• [Document text]:

[Start of Attachment]

Probing Photoreception with New Quantum-Enabled Imaging
Authors:
James E. Evans1* ([email protected], PI), Kevin Crampton1, Samantha Powell1, Jory Brookreson1, Nick Black2, Saleem Iqbal2, Patrick El-Khoury1, Robert Boyd2
Institutions:
1Pacific Northwest National Laboratory; 2University of Rochester
Abstract
This project is developing new hybrid quantum- enabled imaging platforms that combine advances in adaptive optics, quantum entanglement, coincidence detection, ghost imaging, quantum phase-contrast microscopy, and multidimensional nonlinear coherent spectromicroscopy. The approach has three parallel aims. The first two aims focus on developing new quantum imaging approaches in which entangled photons are employed to investigate samples with lower flux or lower-energy photons but with increased spatial resolution (Aim 1) and detection sensitivity (Aim 2). Aim 3 focuses on using coherent (nonentangled) photons and four-wave mixing along with structured illumination for super-resolution nonlinear imaging.
During the current project period, the team has been developing ghost imaging, quantum Differential Interference Contras and super-resolution second harmonic generation capabilities. The group also published a paper, “Quantum-Enhanced Phase Imaging Without Coincidence Counting”, in Optica (Black et al. 2023), which demonstrated a 1.7-fold increase in resolution. The team has since expanded that capability from a proof-of- principle low magnification setup to a setup more in line with plant, algal, and fungal bioimaging specifications. The study has acquired preliminary images off each new instrument in all three aims and begun initial experiments with test biological samples to evaluate real-world resolution and sensitivity. This poster will highlight the overall goals of the project and showcase recent results from each imaging modality.

[End of Attachment]

• [Activity 1]:
According to the quantum-enabled imaging abstract, how large a resolution increase did the Optica paper demonstrate?
• [Activity 2]:
Pick up the quantum-enabled imaging abstract after its final sentence and keep writing it.
Nothing here depends on the records.

• [Record extracts]:
[Start of Attachment]

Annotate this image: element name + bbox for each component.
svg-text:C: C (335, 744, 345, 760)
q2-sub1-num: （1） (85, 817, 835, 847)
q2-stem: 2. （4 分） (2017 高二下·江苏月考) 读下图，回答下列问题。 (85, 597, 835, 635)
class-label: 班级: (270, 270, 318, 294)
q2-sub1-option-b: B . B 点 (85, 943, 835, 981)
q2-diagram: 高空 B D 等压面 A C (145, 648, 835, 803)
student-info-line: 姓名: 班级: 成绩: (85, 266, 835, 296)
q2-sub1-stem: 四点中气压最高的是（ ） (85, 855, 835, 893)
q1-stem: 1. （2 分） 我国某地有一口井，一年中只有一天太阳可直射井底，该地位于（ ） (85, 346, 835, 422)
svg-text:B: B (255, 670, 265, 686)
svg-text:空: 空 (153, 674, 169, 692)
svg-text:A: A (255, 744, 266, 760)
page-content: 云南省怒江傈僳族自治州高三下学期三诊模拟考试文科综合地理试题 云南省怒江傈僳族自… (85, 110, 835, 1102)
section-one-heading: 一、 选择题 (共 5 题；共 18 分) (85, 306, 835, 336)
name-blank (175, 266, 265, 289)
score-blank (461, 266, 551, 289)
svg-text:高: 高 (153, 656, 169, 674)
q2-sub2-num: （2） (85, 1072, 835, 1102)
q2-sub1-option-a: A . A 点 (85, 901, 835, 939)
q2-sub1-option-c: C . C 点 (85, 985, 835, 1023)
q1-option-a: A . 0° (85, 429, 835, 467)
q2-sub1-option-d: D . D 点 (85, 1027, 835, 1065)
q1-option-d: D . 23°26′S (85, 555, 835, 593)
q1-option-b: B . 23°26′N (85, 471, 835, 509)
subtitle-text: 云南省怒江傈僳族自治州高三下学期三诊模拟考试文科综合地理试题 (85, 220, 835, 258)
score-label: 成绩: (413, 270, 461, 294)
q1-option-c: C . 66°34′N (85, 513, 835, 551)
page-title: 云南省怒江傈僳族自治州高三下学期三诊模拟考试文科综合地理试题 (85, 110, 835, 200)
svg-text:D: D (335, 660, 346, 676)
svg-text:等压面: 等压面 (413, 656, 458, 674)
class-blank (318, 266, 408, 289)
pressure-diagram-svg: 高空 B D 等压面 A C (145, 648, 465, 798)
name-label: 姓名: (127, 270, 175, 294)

[End of Attachment]

• [Answer box 1]:
A 1.7-fold increase in resolution.

• [Answer box 2]:
Image
A Comparison of Resolution Between Classical Phase-Shifting Holography and Quantum Phase-Shifting Holography (a) A series of three horizontal bars with a maximum phase shift of π/2 was used to measure resolution with a spatial frequency of the bars at 13.3 line pairs/mm. (b) Experimental results (interferograms) indicate that only the quantum phase– shifting holography scheme can resolve the bars at this spatial frequency. [Adapted with permission from Black, A. N., et al. 2023. “Quantum-Enhanced Phase Imaging Without Coincidence Counting,” Optica 10(7), 952–58. DOI:10.1364/ OPTICA.482926]
References
Black, A. N., et al. 2023. “Quantum-Enhanced Phase Imaging Without Coincidence Counting,” Optica 10(7), 9522–8. DOI:10.1364/OPTICA.482926.
Funding Information
Pacific Northwest National Laboratory is operated by Battelle for DOE under contract DE-AC05-76RL01830. This program is supported by the DOE Office of Science through the Genomic Science program within BER under FWP 76295. The work was performed at the Environmental Molecular Sciences Laboratory (grid.436923.9), a DOE Office of Science user facility sponsored by BER.